* To be done
Find the word "nprevious" in the listing; pull out each line holding it.

* Data shown
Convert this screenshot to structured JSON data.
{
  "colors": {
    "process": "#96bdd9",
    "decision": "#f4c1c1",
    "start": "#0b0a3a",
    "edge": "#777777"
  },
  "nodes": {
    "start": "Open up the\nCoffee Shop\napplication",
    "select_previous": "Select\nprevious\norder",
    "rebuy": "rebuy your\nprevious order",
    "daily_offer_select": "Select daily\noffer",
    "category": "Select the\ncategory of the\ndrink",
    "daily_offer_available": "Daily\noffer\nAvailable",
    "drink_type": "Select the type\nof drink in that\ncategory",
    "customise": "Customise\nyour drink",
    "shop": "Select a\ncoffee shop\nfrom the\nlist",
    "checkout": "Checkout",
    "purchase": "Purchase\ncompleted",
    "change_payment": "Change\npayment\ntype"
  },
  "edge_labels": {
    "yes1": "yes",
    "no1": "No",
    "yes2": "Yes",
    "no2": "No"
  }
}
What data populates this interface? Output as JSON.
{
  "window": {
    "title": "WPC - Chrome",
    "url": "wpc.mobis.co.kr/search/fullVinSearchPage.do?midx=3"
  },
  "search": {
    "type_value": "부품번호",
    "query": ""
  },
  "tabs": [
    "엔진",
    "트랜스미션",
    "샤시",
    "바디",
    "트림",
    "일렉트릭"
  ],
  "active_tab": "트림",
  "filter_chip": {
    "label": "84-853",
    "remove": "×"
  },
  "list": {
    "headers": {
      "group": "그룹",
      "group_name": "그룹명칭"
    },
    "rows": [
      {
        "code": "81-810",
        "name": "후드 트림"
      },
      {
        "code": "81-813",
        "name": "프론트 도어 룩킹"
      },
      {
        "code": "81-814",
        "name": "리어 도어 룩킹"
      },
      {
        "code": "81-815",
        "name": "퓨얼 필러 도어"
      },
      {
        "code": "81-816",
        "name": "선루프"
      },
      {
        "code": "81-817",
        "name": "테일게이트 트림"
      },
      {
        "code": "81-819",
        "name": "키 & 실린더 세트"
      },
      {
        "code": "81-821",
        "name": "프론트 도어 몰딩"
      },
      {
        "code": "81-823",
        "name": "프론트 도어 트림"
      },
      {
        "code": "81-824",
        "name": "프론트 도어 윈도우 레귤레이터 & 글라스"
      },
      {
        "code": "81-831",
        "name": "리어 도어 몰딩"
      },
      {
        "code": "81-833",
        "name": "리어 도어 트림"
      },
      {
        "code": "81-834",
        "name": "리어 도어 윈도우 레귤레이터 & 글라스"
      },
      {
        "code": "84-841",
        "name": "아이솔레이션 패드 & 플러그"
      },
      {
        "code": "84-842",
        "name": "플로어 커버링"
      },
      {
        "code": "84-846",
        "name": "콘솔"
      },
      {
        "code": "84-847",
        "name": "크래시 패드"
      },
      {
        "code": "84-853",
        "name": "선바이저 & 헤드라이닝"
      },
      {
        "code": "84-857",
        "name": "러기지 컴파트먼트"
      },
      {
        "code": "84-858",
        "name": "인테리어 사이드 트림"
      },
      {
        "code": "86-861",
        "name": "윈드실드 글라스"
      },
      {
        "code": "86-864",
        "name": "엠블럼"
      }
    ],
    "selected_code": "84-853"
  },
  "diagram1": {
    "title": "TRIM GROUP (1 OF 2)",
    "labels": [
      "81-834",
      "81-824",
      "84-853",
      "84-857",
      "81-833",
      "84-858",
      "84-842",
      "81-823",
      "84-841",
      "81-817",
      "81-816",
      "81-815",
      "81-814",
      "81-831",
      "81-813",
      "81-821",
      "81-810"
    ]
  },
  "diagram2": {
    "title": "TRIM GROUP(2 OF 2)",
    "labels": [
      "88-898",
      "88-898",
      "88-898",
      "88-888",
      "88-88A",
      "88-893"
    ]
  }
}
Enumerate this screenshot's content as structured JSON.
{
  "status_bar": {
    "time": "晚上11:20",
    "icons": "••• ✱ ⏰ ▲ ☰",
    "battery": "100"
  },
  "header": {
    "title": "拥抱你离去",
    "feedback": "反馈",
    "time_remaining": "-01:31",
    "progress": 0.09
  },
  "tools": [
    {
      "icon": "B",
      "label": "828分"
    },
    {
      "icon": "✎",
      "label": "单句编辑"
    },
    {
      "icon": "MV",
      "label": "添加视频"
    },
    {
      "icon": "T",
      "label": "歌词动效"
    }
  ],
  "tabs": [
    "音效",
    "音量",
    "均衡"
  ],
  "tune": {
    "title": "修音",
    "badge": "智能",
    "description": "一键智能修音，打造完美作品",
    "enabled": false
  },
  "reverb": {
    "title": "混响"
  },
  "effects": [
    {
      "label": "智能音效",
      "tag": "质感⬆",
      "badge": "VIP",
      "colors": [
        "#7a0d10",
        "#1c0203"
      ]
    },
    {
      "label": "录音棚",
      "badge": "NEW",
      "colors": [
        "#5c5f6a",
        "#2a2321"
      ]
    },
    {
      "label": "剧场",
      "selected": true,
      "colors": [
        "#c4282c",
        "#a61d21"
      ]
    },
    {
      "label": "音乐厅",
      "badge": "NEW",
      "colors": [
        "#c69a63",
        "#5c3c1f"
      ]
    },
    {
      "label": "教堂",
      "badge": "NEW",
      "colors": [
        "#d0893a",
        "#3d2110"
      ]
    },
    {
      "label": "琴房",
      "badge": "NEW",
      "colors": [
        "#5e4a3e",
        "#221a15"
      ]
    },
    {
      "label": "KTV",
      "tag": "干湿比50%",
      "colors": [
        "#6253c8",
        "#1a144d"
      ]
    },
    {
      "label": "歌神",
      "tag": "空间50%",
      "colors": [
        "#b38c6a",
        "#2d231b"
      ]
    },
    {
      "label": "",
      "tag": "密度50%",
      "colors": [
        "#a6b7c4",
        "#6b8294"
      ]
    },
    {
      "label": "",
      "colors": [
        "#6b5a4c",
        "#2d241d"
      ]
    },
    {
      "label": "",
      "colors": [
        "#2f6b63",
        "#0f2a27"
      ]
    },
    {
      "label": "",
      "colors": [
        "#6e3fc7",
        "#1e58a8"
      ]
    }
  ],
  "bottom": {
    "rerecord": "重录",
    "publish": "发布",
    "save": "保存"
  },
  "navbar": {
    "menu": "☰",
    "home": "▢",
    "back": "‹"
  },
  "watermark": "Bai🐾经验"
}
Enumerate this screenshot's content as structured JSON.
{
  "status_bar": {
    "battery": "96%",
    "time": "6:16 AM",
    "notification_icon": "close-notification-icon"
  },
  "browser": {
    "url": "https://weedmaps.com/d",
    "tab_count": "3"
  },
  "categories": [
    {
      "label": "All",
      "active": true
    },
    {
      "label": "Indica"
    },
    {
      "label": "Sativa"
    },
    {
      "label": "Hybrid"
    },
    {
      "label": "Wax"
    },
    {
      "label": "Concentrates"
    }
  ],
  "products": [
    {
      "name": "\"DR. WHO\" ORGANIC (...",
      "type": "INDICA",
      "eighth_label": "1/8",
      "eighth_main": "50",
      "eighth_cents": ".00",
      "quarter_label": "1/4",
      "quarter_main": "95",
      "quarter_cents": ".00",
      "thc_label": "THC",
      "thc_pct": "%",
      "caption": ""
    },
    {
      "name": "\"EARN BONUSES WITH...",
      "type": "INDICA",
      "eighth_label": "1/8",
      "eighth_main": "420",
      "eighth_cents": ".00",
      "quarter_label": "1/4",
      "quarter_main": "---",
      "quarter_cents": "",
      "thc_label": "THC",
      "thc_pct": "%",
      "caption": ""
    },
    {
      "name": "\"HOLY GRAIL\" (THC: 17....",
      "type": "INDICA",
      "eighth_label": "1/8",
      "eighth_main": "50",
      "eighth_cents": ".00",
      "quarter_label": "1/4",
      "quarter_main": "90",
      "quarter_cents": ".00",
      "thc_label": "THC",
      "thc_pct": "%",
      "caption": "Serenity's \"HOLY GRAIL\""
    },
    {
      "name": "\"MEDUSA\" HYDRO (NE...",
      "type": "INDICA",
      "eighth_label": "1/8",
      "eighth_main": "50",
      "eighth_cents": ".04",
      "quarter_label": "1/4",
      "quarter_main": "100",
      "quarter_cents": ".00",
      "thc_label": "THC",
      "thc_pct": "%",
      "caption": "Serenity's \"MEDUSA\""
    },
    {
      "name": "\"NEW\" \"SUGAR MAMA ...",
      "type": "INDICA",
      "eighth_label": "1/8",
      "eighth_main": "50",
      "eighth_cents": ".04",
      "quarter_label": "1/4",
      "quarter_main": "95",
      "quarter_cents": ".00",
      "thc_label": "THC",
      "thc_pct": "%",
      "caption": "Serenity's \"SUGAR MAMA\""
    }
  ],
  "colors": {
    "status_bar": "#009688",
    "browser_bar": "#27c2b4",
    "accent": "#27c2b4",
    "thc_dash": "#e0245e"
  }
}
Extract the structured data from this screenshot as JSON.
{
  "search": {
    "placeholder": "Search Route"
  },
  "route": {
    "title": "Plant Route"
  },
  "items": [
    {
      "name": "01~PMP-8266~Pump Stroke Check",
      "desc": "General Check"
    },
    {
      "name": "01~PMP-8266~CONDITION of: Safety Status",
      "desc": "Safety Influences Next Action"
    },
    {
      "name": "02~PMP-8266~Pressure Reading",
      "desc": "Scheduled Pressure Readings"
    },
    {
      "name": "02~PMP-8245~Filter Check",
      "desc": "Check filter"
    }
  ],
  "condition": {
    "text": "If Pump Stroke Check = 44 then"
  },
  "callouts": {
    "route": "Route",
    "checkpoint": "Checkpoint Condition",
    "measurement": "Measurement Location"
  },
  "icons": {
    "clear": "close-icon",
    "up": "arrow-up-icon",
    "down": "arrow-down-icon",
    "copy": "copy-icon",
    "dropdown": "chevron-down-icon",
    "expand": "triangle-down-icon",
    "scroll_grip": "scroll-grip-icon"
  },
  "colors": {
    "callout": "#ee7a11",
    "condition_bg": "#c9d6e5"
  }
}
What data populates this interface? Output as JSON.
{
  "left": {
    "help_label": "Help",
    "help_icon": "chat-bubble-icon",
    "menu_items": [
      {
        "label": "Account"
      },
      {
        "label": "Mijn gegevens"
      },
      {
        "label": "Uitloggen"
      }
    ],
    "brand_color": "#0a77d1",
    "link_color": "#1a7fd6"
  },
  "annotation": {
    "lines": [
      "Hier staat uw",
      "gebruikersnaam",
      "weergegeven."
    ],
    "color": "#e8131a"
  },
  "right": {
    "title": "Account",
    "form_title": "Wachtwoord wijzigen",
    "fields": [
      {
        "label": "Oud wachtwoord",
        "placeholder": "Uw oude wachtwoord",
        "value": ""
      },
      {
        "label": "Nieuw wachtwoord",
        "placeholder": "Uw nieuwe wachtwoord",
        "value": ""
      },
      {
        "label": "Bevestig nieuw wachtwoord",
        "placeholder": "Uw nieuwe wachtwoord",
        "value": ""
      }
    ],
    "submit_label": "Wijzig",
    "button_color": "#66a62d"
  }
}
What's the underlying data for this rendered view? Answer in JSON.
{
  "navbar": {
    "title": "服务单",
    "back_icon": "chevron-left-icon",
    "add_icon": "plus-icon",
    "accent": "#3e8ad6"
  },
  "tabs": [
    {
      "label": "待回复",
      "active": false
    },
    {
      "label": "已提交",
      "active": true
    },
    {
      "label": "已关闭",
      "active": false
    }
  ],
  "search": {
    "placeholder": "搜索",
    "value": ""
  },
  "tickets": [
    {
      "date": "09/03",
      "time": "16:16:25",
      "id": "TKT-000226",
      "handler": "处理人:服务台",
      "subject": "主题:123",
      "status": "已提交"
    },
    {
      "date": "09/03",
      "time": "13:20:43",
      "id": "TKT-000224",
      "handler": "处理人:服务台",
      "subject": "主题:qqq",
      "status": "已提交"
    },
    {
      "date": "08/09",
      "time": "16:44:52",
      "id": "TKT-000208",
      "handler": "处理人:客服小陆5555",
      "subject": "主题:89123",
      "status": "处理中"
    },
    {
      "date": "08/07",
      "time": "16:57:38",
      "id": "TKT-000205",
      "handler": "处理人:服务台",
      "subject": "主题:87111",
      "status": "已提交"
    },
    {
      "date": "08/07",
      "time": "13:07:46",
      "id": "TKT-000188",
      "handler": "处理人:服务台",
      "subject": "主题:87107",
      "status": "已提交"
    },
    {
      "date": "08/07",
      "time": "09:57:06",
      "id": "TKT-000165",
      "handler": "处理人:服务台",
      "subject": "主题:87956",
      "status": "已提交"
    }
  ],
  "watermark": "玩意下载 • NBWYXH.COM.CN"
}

* Result of the exercise
    "select_previous": "Select\nprevious\norder",
    "rebuy": "rebuy your\nprevious order",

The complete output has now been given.